— begin MATERIAL TO PROCESS —

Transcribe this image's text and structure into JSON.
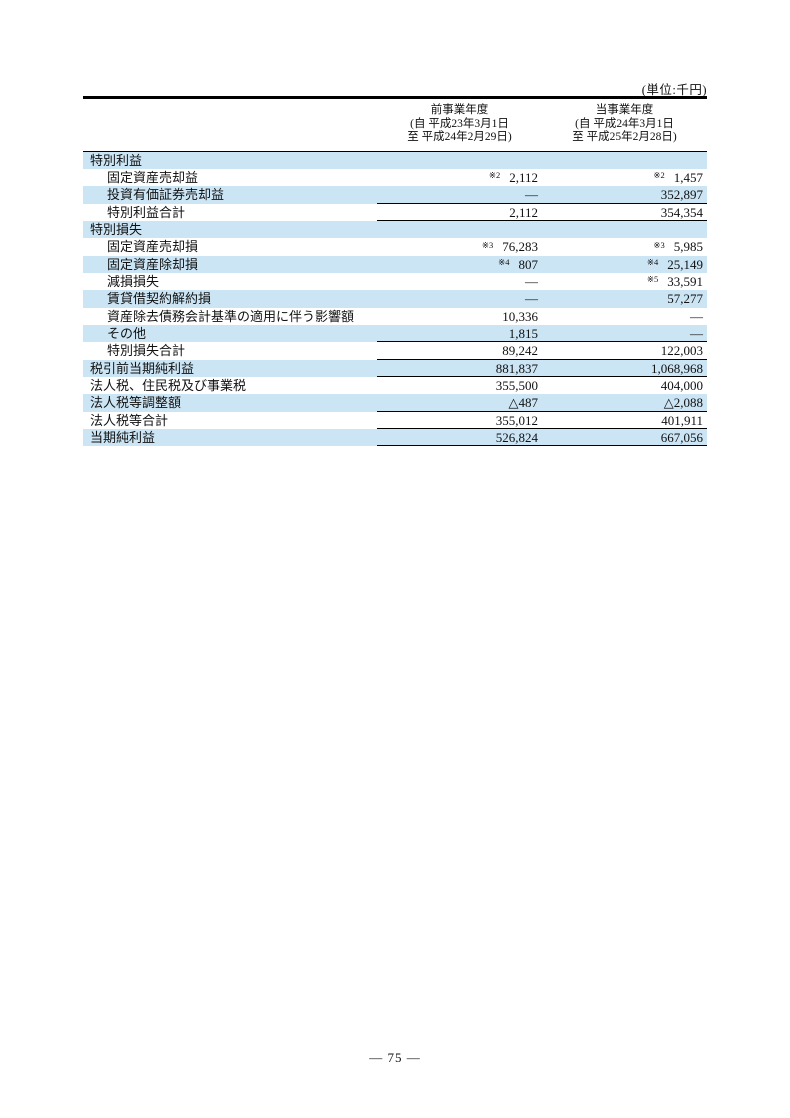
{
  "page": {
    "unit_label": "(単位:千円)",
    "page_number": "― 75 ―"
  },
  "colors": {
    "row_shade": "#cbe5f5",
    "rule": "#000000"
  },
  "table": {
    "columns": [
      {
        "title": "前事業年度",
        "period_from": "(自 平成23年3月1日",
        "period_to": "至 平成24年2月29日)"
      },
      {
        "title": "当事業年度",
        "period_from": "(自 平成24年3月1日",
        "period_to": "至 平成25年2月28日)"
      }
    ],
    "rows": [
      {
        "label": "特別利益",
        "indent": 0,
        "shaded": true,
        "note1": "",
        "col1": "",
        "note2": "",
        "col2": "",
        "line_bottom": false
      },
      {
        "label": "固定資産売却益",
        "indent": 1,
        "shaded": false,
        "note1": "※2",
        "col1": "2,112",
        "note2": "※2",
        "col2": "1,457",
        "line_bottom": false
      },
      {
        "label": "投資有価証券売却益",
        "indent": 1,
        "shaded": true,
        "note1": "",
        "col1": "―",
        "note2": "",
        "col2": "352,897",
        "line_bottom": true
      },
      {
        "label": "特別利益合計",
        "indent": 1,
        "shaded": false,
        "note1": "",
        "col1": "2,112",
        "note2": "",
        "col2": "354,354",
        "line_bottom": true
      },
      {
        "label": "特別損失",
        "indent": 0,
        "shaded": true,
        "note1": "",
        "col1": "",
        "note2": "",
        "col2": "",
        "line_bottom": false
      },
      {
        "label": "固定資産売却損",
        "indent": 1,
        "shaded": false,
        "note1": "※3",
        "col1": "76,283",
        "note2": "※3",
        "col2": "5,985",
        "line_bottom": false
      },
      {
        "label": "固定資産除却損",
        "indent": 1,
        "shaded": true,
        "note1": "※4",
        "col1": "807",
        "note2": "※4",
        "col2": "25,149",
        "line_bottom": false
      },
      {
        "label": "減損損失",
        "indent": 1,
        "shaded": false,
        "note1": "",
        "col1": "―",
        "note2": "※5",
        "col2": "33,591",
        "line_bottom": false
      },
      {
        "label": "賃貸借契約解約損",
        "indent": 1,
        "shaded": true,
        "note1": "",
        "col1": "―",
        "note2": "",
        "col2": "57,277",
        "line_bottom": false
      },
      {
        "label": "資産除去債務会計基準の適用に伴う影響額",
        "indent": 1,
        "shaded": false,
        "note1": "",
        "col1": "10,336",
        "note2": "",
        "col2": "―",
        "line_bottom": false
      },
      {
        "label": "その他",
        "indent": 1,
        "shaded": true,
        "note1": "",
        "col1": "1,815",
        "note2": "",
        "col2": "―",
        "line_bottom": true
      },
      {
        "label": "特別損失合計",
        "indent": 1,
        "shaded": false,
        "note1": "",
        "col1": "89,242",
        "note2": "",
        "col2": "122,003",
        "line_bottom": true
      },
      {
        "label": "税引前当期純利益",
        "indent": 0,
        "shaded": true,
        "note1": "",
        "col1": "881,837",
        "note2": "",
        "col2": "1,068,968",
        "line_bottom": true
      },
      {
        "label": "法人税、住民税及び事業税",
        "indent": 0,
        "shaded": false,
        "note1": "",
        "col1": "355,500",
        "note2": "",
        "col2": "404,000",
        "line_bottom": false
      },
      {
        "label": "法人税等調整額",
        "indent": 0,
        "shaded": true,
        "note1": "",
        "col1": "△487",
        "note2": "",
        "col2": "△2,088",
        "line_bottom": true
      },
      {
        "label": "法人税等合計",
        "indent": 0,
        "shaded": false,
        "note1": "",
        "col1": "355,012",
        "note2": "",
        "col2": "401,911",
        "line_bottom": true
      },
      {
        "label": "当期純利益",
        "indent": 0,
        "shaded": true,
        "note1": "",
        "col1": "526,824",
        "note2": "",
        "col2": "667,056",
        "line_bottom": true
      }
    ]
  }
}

— end MATERIAL TO PROCESS —
— begin MATERIAL TO PROCESS —

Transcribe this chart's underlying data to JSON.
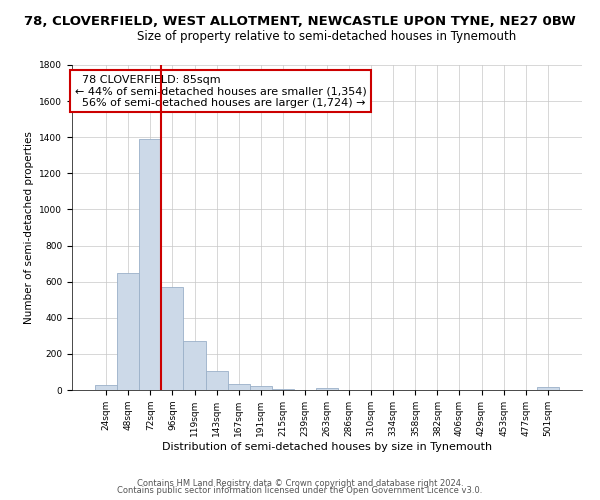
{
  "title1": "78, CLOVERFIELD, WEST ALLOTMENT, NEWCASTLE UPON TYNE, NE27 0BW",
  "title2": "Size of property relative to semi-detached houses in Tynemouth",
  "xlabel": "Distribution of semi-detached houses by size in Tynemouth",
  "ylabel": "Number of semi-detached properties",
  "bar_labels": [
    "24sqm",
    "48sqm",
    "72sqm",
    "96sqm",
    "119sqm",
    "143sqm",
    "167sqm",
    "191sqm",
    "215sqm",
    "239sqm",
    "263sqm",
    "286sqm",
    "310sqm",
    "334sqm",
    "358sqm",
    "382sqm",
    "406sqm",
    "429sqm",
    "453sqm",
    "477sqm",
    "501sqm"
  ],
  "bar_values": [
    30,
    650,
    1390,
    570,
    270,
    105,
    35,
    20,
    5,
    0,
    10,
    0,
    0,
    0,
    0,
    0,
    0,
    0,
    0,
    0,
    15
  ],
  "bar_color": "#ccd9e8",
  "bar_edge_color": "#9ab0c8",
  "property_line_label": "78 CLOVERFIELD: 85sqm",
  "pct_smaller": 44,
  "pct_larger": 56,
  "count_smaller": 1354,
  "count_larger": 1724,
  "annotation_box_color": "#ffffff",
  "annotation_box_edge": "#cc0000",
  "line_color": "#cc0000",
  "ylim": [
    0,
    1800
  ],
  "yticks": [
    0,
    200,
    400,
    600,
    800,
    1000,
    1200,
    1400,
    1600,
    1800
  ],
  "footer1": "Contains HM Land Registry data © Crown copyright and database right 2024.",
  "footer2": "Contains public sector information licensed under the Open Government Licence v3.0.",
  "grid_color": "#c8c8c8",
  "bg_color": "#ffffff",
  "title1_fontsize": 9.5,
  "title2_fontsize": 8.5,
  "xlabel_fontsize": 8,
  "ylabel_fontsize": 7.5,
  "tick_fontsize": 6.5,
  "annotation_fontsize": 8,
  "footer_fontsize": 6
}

— end MATERIAL TO PROCESS —

- [DIRECTIVE] Locate the word "houses" in the entries, and copy every line where it is found.

- [THE COMPLETED TASK]
  "title2": "Size of property relative to semi-detached houses in Tynemouth",
  "xlabel": "Distribution of semi-detached houses by size in Tynemouth",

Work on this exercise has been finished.